→ WHAT THE TASK ASKS
Report how many lines in the records below contain the word "installing". Give only the number.

→ PROVIDED RECORDS
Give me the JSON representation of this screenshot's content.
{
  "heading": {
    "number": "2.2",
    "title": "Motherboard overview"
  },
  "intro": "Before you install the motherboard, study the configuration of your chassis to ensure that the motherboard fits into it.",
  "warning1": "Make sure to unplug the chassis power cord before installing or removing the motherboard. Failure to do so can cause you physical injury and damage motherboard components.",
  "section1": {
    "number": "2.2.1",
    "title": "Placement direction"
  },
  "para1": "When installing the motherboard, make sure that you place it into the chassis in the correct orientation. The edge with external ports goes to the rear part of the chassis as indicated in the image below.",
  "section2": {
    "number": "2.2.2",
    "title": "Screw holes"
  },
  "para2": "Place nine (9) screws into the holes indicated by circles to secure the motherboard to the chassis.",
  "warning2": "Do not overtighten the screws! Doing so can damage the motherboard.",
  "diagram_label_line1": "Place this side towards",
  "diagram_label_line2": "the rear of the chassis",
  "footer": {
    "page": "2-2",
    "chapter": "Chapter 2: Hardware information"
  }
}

→ WORKED SOLUTION
2